**Required work:**
Locate "Extract the structured" in the data below, then output the line it is on and all following lines through the last, word for word. Skip any pictures.
--- START Record list ---
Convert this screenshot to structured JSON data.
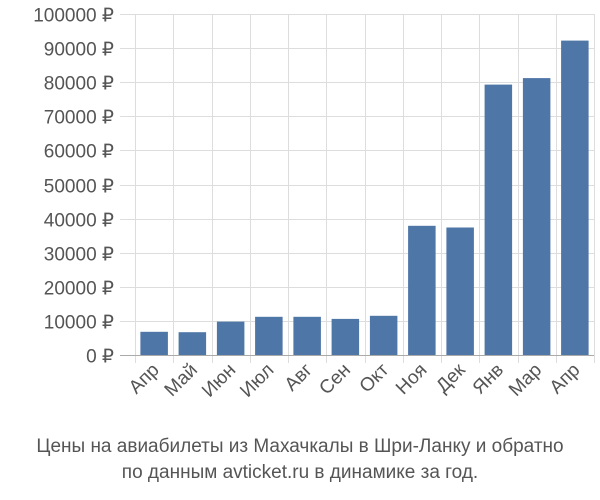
{
  "colors": {
    "bar": "#4e76a6",
    "grid": "#dddddd",
    "axis": "#aaaaaa",
    "text": "#555555"
  },
  "caption": {
    "line1": "Цены на авиабилеты из Махачкалы в Шри-Ланку и обратно",
    "line2": "по данным avticket.ru в динамике за год."
  },
  "chart_data": {
    "type": "bar",
    "title": "",
    "xlabel": "",
    "ylabel": "",
    "ylim": [
      0,
      100000
    ],
    "y_tick_step": 10000,
    "y_tick_suffix": " ₽",
    "grid": true,
    "legend": "none",
    "categories": [
      "Апр",
      "Май",
      "Июн",
      "Июл",
      "Авг",
      "Сен",
      "Окт",
      "Ноя",
      "Дек",
      "Янв",
      "Мар",
      "Апр"
    ],
    "values": [
      6800,
      6700,
      9800,
      11200,
      11200,
      10600,
      11500,
      37900,
      37400,
      79300,
      81200,
      92200
    ]
  }
}
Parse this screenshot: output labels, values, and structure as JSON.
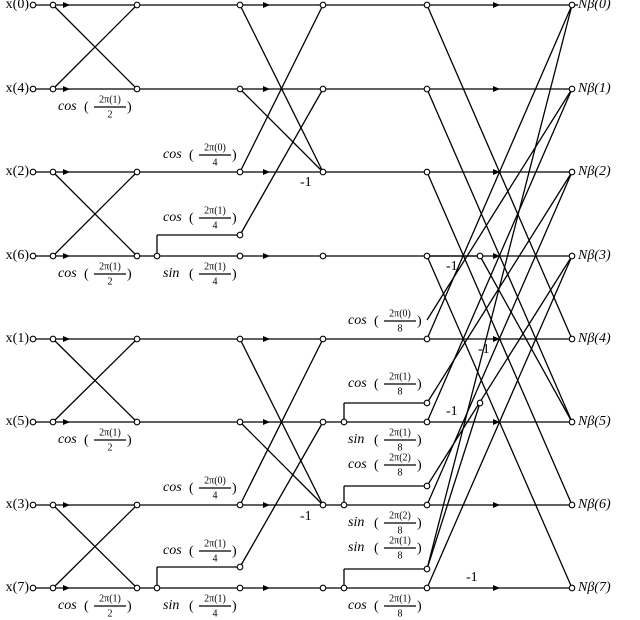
{
  "inputs": [
    "x(0)",
    "x(4)",
    "x(2)",
    "x(6)",
    "x(1)",
    "x(5)",
    "x(3)",
    "x(7)"
  ],
  "outputs": [
    "Nβ(0)",
    "Nβ(1)",
    "Nβ(2)",
    "Nβ(3)",
    "Nβ(4)",
    "Nβ(5)",
    "Nβ(6)",
    "Nβ(7)"
  ],
  "coefficients": [
    {
      "fn": "cos",
      "num": "2π(1)",
      "den": "2"
    },
    {
      "fn": "cos",
      "num": "2π(0)",
      "den": "4"
    },
    {
      "fn": "cos",
      "num": "2π(1)",
      "den": "4"
    },
    {
      "fn": "cos",
      "num": "2π(1)",
      "den": "2"
    },
    {
      "fn": "sin",
      "num": "2π(1)",
      "den": "4"
    },
    {
      "fn": "cos",
      "num": "2π(0)",
      "den": "8"
    },
    {
      "fn": "cos",
      "num": "2π(1)",
      "den": "8"
    },
    {
      "fn": "cos",
      "num": "2π(1)",
      "den": "2"
    },
    {
      "fn": "sin",
      "num": "2π(1)",
      "den": "8"
    },
    {
      "fn": "cos",
      "num": "2π(2)",
      "den": "8"
    },
    {
      "fn": "cos",
      "num": "2π(0)",
      "den": "4"
    },
    {
      "fn": "sin",
      "num": "2π(2)",
      "den": "8"
    },
    {
      "fn": "sin",
      "num": "2π(1)",
      "den": "8"
    },
    {
      "fn": "cos",
      "num": "2π(1)",
      "den": "4"
    },
    {
      "fn": "cos",
      "num": "2π(1)",
      "den": "2"
    },
    {
      "fn": "sin",
      "num": "2π(1)",
      "den": "4"
    },
    {
      "fn": "cos",
      "num": "2π(1)",
      "den": "8"
    }
  ],
  "negations": [
    "-1",
    "-1",
    "-1",
    "-1",
    "-1",
    "-1"
  ]
}
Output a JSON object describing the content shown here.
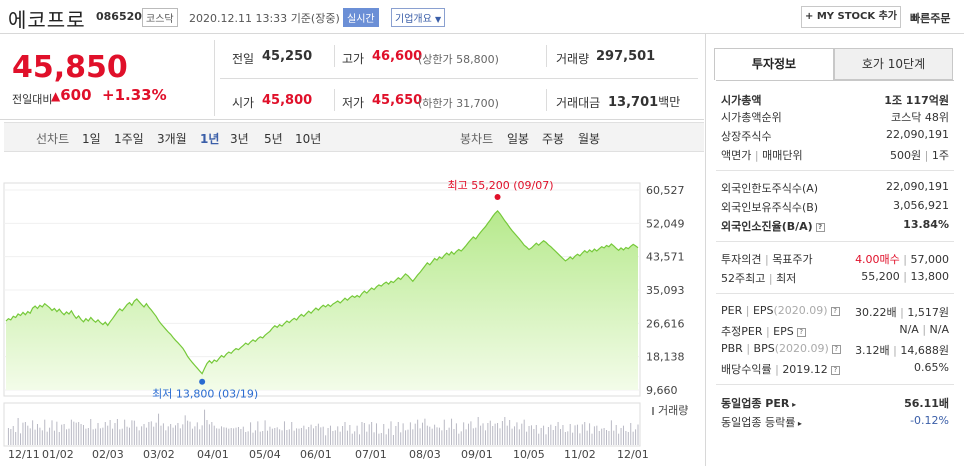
{
  "header": {
    "name": "에코프로",
    "code": "086520",
    "market": "코스닥",
    "datetime": "2020.12.11 13:33",
    "basis": "기준(장중)",
    "realtime": "실시간",
    "company_info": "기업개요",
    "mystock": "+ MY STOCK 추가",
    "quick_order": "빠른주문"
  },
  "price": {
    "current": "45,850",
    "change_label": "전일대비",
    "change_amount": "600",
    "change_pct": "+1.33%"
  },
  "summary": {
    "prev_label": "전일",
    "prev": "45,250",
    "high_label": "고가",
    "high": "46,600",
    "upper_limit": "(상한가 58,800)",
    "volume_label": "거래량",
    "volume": "297,501",
    "open_label": "시가",
    "open": "45,800",
    "low_label": "저가",
    "low": "45,650",
    "lower_limit": "(하한가 31,700)",
    "amount_label": "거래대금",
    "amount": "13,701",
    "amount_unit": "백만"
  },
  "periods": {
    "line_label": "선차트",
    "line_items": [
      "1일",
      "1주일",
      "3개월",
      "1년",
      "3년",
      "5년",
      "10년"
    ],
    "active": "1년",
    "candle_label": "봉차트",
    "candle_items": [
      "일봉",
      "주봉",
      "월봉"
    ]
  },
  "chart_data": {
    "type": "area",
    "y_ticks": [
      "60,527",
      "52,049",
      "43,571",
      "35,093",
      "26,616",
      "18,138",
      "9,660"
    ],
    "ylim": [
      9660,
      60527
    ],
    "x_ticks": [
      "12/11",
      "01/02",
      "02/03",
      "03/02",
      "04/01",
      "05/04",
      "06/01",
      "07/01",
      "08/03",
      "09/01",
      "10/05",
      "11/02",
      "12/01"
    ],
    "high_annotation": "최고 55,200 (09/07)",
    "low_annotation": "최저 13,800 (03/19)",
    "volume_label": "거래량",
    "series_color": "#8fd454",
    "values": [
      27200,
      27800,
      27500,
      28400,
      28100,
      29000,
      28600,
      29400,
      28800,
      29600,
      29200,
      30500,
      31000,
      30400,
      31200,
      30800,
      31600,
      31100,
      30600,
      29900,
      30400,
      29600,
      30200,
      29400,
      28800,
      29500,
      29000,
      29800,
      28700,
      27900,
      28500,
      27600,
      27000,
      27800,
      27200,
      28100,
      27400,
      26900,
      27500,
      26800,
      26300,
      26900,
      26100,
      27000,
      27800,
      28700,
      29600,
      30300,
      29800,
      30600,
      31400,
      31900,
      31200,
      32300,
      32800,
      32100,
      31400,
      30800,
      31600,
      30700,
      30000,
      29200,
      28400,
      27300,
      26500,
      25800,
      25100,
      24400,
      23800,
      23000,
      22300,
      21700,
      21000,
      20300,
      19300,
      18200,
      17400,
      16600,
      15900,
      15200,
      14500,
      13800,
      15200,
      16400,
      17100,
      16500,
      17300,
      16900,
      17700,
      18400,
      18000,
      18800,
      19300,
      19000,
      19700,
      20200,
      19900,
      20500,
      21000,
      21600,
      21200,
      21900,
      22400,
      22000,
      22700,
      23200,
      22900,
      23600,
      24100,
      24600,
      25400,
      26000,
      25600,
      26300,
      25900,
      26600,
      27200,
      26800,
      27400,
      27900,
      27500,
      28300,
      28900,
      28400,
      29100,
      29700,
      29200,
      29900,
      30500,
      30000,
      30700,
      31200,
      30800,
      31400,
      30900,
      31500,
      31900,
      32300,
      31800,
      32400,
      33000,
      32500,
      33100,
      33600,
      33200,
      33700,
      33300,
      34200,
      34800,
      34300,
      35000,
      35600,
      35200,
      35900,
      36400,
      36100,
      36700,
      37100,
      36600,
      37300,
      37000,
      37600,
      38200,
      37800,
      38500,
      39200,
      38700,
      38000,
      37300,
      38100,
      38900,
      39600,
      40400,
      41200,
      42000,
      41500,
      42300,
      43100,
      42700,
      43500,
      43100,
      43900,
      44500,
      44000,
      44800,
      44200,
      44900,
      45400,
      45000,
      45700,
      46400,
      47200,
      47900,
      48600,
      48100,
      49000,
      49800,
      50500,
      51200,
      52100,
      52900,
      53800,
      54600,
      55200,
      54500,
      53600,
      52700,
      51900,
      51000,
      50200,
      49500,
      48800,
      48100,
      47300,
      46500,
      46000,
      45400,
      45800,
      46400,
      47000,
      46500,
      47100,
      47600,
      47200,
      46600,
      46100,
      45500,
      44900,
      44300,
      43700,
      43100,
      42500,
      42900,
      43500,
      43000,
      43700,
      44200,
      43800,
      44500,
      45100,
      44600,
      45300,
      44800,
      45500,
      45000,
      45600,
      46100,
      45800,
      46400,
      46100,
      46800,
      46300,
      45700,
      45200,
      45800,
      45300,
      45900,
      45600,
      46200,
      46700,
      46300,
      45850
    ]
  },
  "panel": {
    "tab_active": "투자정보",
    "tab_other": "호가 10단계",
    "mktcap_label": "시가총액",
    "mktcap": "1조 117억원",
    "mktcap_rank_label": "시가총액순위",
    "mktcap_rank": "코스닥 48위",
    "shares_label": "상장주식수",
    "shares": "22,090,191",
    "par_label": "액면가",
    "unit_label": "매매단위",
    "par": "500원",
    "unit": "1주",
    "foreign_limit_label": "외국인한도주식수(A)",
    "foreign_limit": "22,090,191",
    "foreign_hold_label": "외국인보유주식수(B)",
    "foreign_hold": "3,056,921",
    "foreign_rate_label": "외국인소진율(B/A)",
    "foreign_rate": "13.84%",
    "opinion_label": "투자의견",
    "target_label": "목표주가",
    "opinion": "4.00매수",
    "target": "57,000",
    "w52_high_label": "52주최고",
    "w52_low_label": "최저",
    "w52_high": "55,200",
    "w52_low": "13,800",
    "per_label": "PER",
    "eps_label": "EPS",
    "eps_date": "(2020.09)",
    "per": "30.22배",
    "eps": "1,517원",
    "est_per_label": "추정PER",
    "est_eps_label": "EPS",
    "est_per": "N/A",
    "est_eps": "N/A",
    "pbr_label": "PBR",
    "bps_label": "BPS",
    "bps_date": "(2020.09)",
    "pbr": "3.12배",
    "bps": "14,688원",
    "div_label": "배당수익률",
    "div_date": "2019.12",
    "div": "0.65%",
    "sector_per_label": "동일업종 PER",
    "sector_per": "56.11배",
    "sector_chg_label": "동일업종 등락률",
    "sector_chg": "-0.12%"
  }
}
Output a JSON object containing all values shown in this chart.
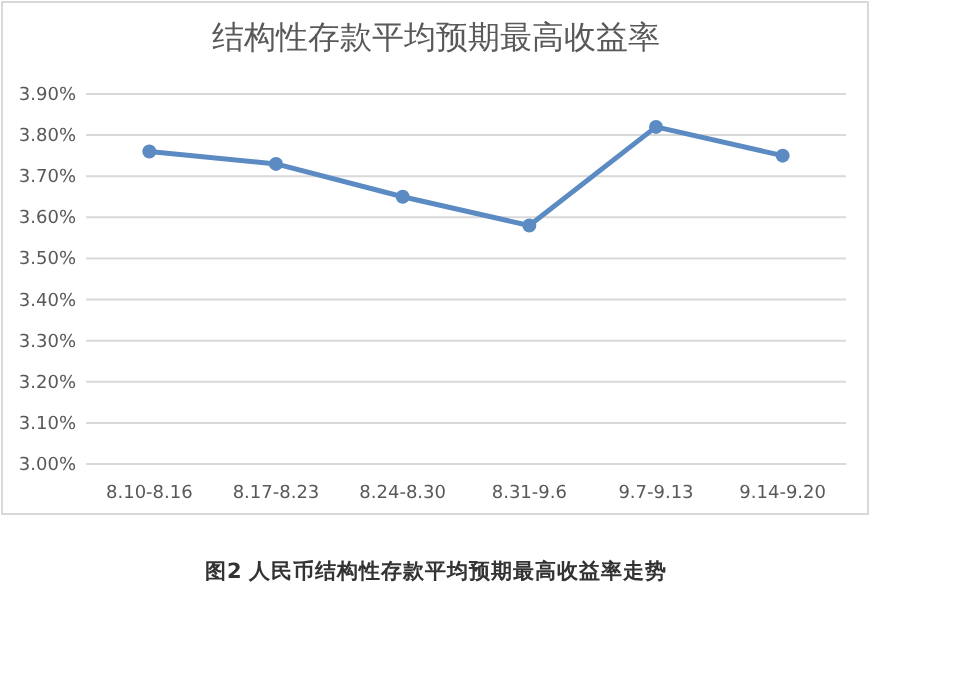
{
  "chart_data": {
    "type": "line",
    "title": "结构性存款平均预期最高收益率",
    "categories": [
      "8.10-8.16",
      "8.17-8.23",
      "8.24-8.30",
      "8.31-9.6",
      "9.7-9.13",
      "9.14-9.20"
    ],
    "values": [
      3.76,
      3.73,
      3.65,
      3.58,
      3.82,
      3.75
    ],
    "color": "#5b8bc2",
    "marker": "circle",
    "grid": "y",
    "ylim": [
      3.0,
      3.9
    ],
    "yticks": [
      {
        "value": 3.0,
        "label": "3.00%"
      },
      {
        "value": 3.1,
        "label": "3.10%"
      },
      {
        "value": 3.2,
        "label": "3.20%"
      },
      {
        "value": 3.3,
        "label": "3.30%"
      },
      {
        "value": 3.4,
        "label": "3.40%"
      },
      {
        "value": 3.5,
        "label": "3.50%"
      },
      {
        "value": 3.6,
        "label": "3.60%"
      },
      {
        "value": 3.7,
        "label": "3.70%"
      },
      {
        "value": 3.8,
        "label": "3.80%"
      },
      {
        "value": 3.9,
        "label": "3.90%"
      }
    ],
    "annotations": [
      "图2 人民币结构性存款平均预期最高收益率走势"
    ]
  }
}
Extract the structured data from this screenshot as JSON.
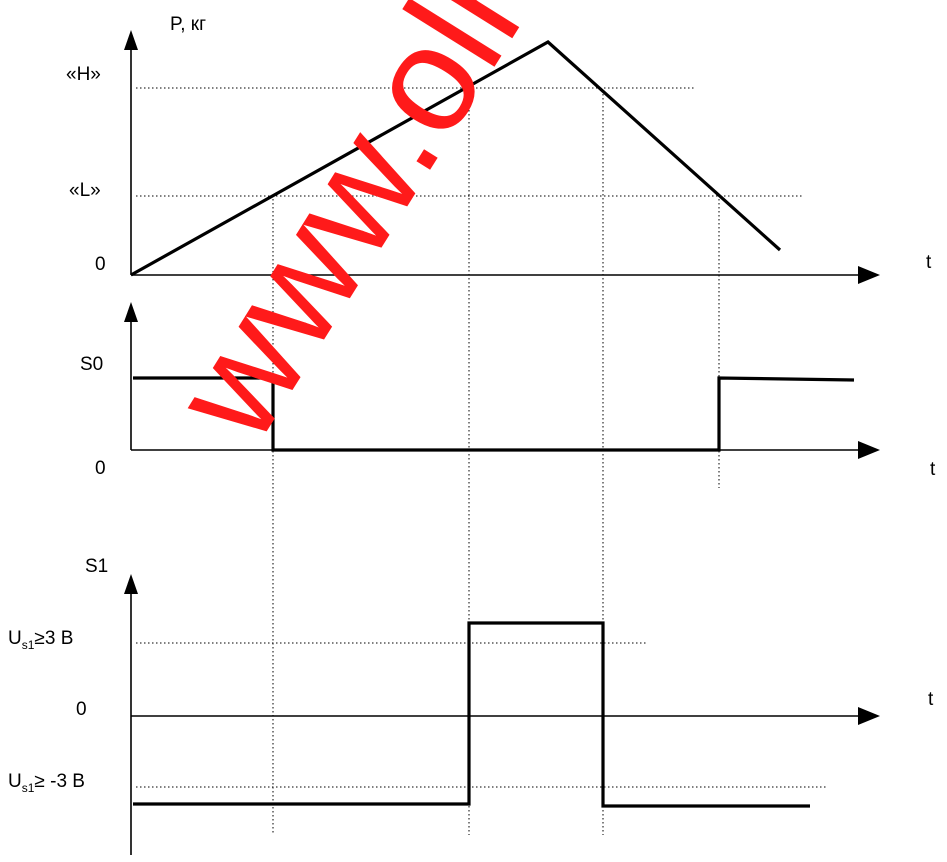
{
  "graph_top": {
    "y_axis_label": "P, кг",
    "level_high": "«H»",
    "level_low": "«L»",
    "origin": "0",
    "x_axis_label": "t"
  },
  "graph_mid": {
    "y_axis_label": "S0",
    "origin": "0",
    "x_axis_label": "t"
  },
  "graph_bottom": {
    "y_axis_label": "S1",
    "level_high_main": "U",
    "level_high_sub": "s1",
    "level_high_rest": "≥3 В",
    "zero": "0",
    "level_low_main": "U",
    "level_low_sub": "s1",
    "level_low_rest": "≥ -3 В",
    "x_axis_label": "t"
  },
  "watermark": "www.olm.ru",
  "colors": {
    "watermark": "#ff1a1a",
    "lines": "#000000"
  }
}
--- END Record list ---
**Task solution:**
Extract the structured data from this screenshot as JSON.
{
  "graph_top": {
    "y_axis_label": "P, кг",
    "level_high": "«H»",
    "level_low": "«L»",
    "origin": "0",
    "x_axis_label": "t"
  },
  "graph_mid": {
    "y_axis_label": "S0",
    "origin": "0",
    "x_axis_label": "t"
  },
  "graph_bottom": {
    "y_axis_label": "S1",
    "level_high_main": "U",
    "level_high_sub": "s1",
    "level_high_rest": "≥3 В",
    "zero": "0",
    "level_low_main": "U",
    "level_low_sub": "s1",
    "level_low_rest": "≥ -3 В",
    "x_axis_label": "t"
  },
  "watermark": "www.olm.ru",
  "colors": {
    "watermark": "#ff1a1a",
    "lines": "#000000"
  }
}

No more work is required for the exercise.